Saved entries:
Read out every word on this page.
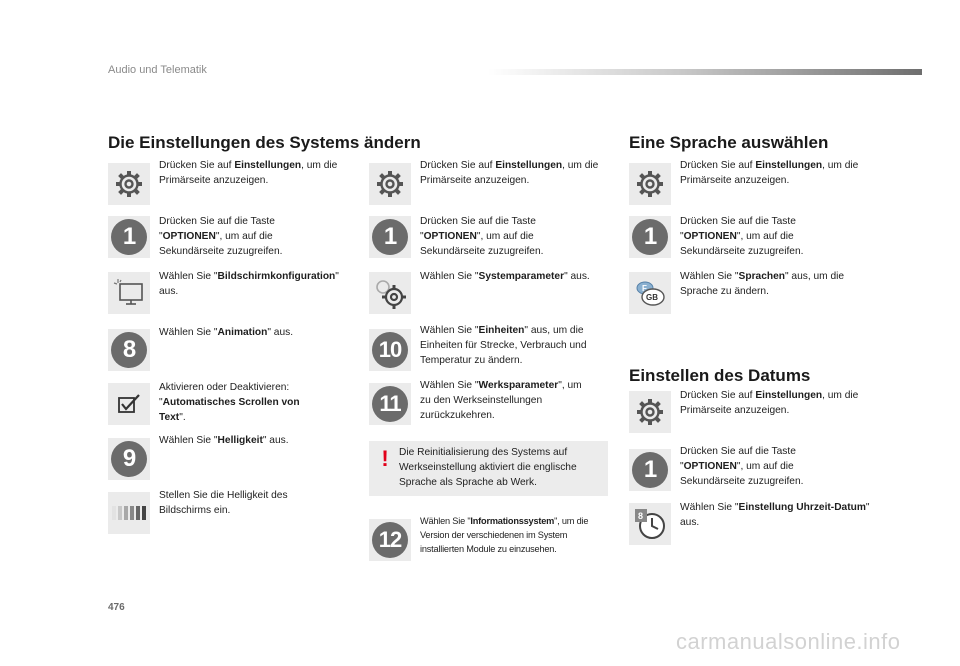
Audio und Telematik
Die Einstellungen des Systems ändern
Drücken Sie auf Einstellungen, um die Primärseite anzuzeigen.
1
Drücken Sie auf die Taste "OPTIONEN", um auf die Sekundärseite zuzugreifen.
Wählen Sie "Bildschirmkonfiguration" aus.
8
Wählen Sie "Animation" aus.
Aktivieren oder Deaktivieren: "Automatisches Scrollen von Text".
9
Wählen Sie "Helligkeit" aus.
Stellen Sie die Helligkeit des Bildschirms ein.
Drücken Sie auf Einstellungen, um die Primärseite anzuzeigen.
1
Drücken Sie auf die Taste "OPTIONEN", um auf die Sekundärseite zuzugreifen.
Wählen Sie "Systemparameter" aus.
10
Wählen Sie "Einheiten" aus, um die Einheiten für Strecke, Verbrauch und Temperatur zu ändern.
11
Wählen Sie "Werksparameter", um zu den Werkseinstellungen zurückzukehren.
! Die Reinitialisierung des Systems auf Werkseinstellung aktiviert die englische Sprache als Sprache ab Werk.
12
Wählen Sie "Informationssystem", um die Version der verschiedenen im System installierten Module zu einzusehen.
Eine Sprache auswählen
Drücken Sie auf Einstellungen, um die Primärseite anzuzeigen.
1
Drücken Sie auf die Taste "OPTIONEN", um auf die Sekundärseite zuzugreifen.
F
GB
Wählen Sie "Sprachen" aus, um die Sprache zu ändern.
Einstellen des Datums
Drücken Sie auf Einstellungen, um die Primärseite anzuzeigen.
1
Drücken Sie auf die Taste "OPTIONEN", um auf die Sekundärseite zuzugreifen.
8
Wählen Sie "Einstellung Uhrzeit-Datum" aus.
476
carmanualsonline.info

Goal of the exercise
Search the preceding listing for the word "ändern" and pull out every line that holds it.

Response to the task
Die Einstellungen des Systems ändern
Wählen Sie "Einheiten" aus, um die Einheiten für Strecke, Verbrauch und Temperatur zu ändern.
Wählen Sie "Sprachen" aus, um die Sprache zu ändern.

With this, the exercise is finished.